Please copy the listing below verbatim, everything from its first line down to the line containing "bar-value-label: 1.4 [620,168,641,183]", including both of those lines. Leave the pictures out.
═════ Data records ═════
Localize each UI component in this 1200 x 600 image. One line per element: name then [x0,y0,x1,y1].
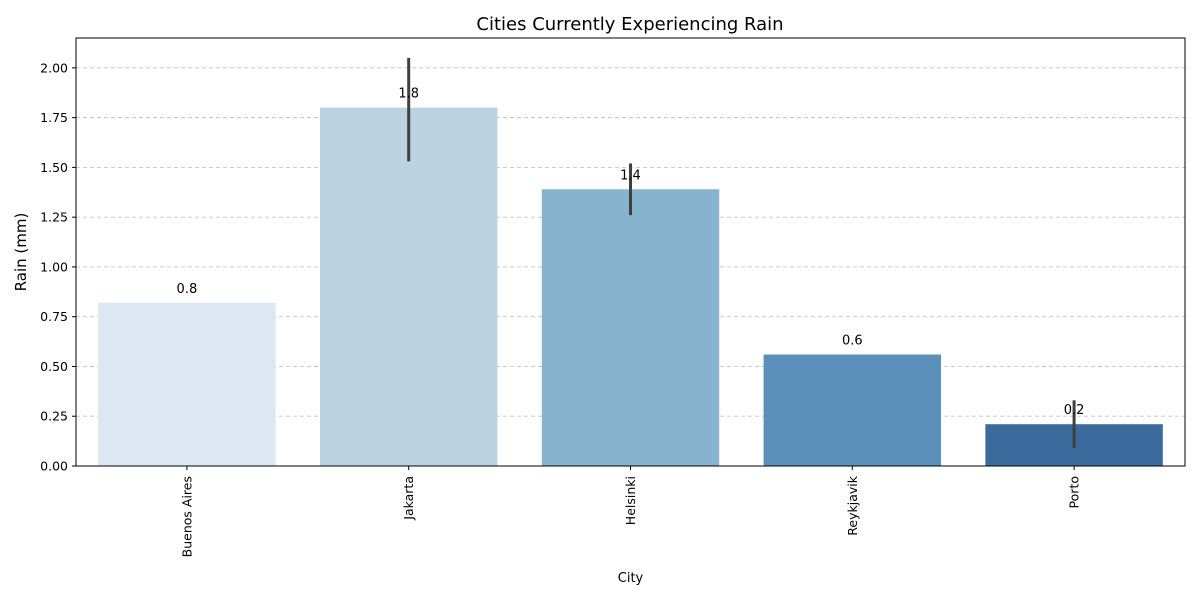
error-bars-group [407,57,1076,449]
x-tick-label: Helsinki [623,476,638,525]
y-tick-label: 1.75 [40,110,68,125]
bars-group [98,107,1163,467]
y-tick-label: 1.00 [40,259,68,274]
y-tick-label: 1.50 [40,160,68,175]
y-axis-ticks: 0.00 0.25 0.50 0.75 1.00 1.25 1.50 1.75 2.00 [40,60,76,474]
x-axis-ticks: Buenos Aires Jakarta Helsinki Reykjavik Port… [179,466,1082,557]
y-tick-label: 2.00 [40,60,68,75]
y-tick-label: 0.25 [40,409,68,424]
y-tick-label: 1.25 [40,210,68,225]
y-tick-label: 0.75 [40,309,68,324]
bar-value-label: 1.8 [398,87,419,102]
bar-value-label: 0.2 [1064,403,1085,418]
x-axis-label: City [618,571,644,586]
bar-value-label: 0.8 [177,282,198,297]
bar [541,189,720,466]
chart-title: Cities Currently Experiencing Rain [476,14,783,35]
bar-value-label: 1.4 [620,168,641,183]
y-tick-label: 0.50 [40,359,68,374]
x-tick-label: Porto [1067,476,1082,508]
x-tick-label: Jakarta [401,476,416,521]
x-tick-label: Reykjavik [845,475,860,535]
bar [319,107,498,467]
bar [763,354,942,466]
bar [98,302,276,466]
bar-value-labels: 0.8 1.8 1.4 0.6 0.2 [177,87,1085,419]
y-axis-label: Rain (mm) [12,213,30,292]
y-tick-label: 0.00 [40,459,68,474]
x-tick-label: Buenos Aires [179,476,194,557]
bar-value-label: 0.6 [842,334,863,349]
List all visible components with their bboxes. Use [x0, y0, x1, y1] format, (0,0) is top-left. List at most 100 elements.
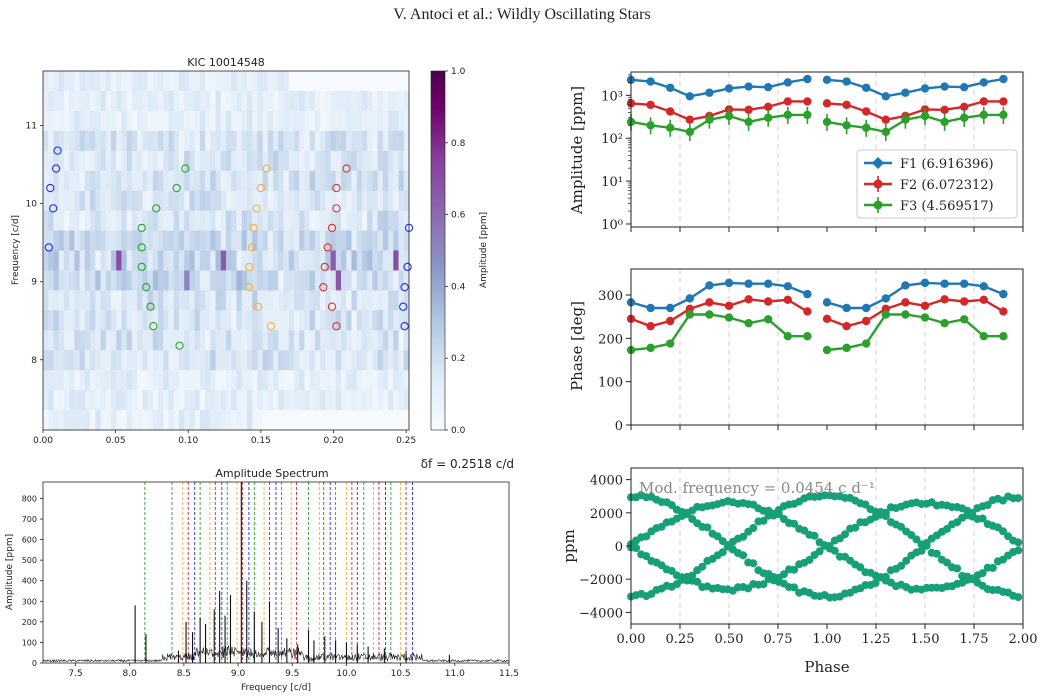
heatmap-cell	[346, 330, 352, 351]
═════
• [Answer for the task]:
Localize each UI component in this 1200 x 600 image. One line per element: name then [x0,y0,x1,y1].
error-bars-group [407,57,1076,449]
x-tick-label: Helsinki [623,476,638,525]
y-tick-label: 1.75 [40,110,68,125]
bars-group [98,107,1163,467]
y-tick-label: 1.00 [40,259,68,274]
y-tick-label: 1.50 [40,160,68,175]
y-axis-ticks: 0.00 0.25 0.50 0.75 1.00 1.25 1.50 1.75 2.00 [40,60,76,474]
x-axis-ticks: Buenos Aires Jakarta Helsinki Reykjavik Port… [179,466,1082,557]
y-tick-label: 2.00 [40,60,68,75]
y-tick-label: 0.25 [40,409,68,424]
y-tick-label: 1.25 [40,210,68,225]
y-tick-label: 0.75 [40,309,68,324]
bar-value-label: 1.8 [398,87,419,102]
bar-value-label: 0.2 [1064,403,1085,418]
x-axis-label: City [618,571,644,586]
bar-value-label: 0.8 [177,282,198,297]
bar [541,189,720,466]
chart-title: Cities Currently Experiencing Rain [476,14,783,35]
bar-value-label: 1.4 [620,168,641,183]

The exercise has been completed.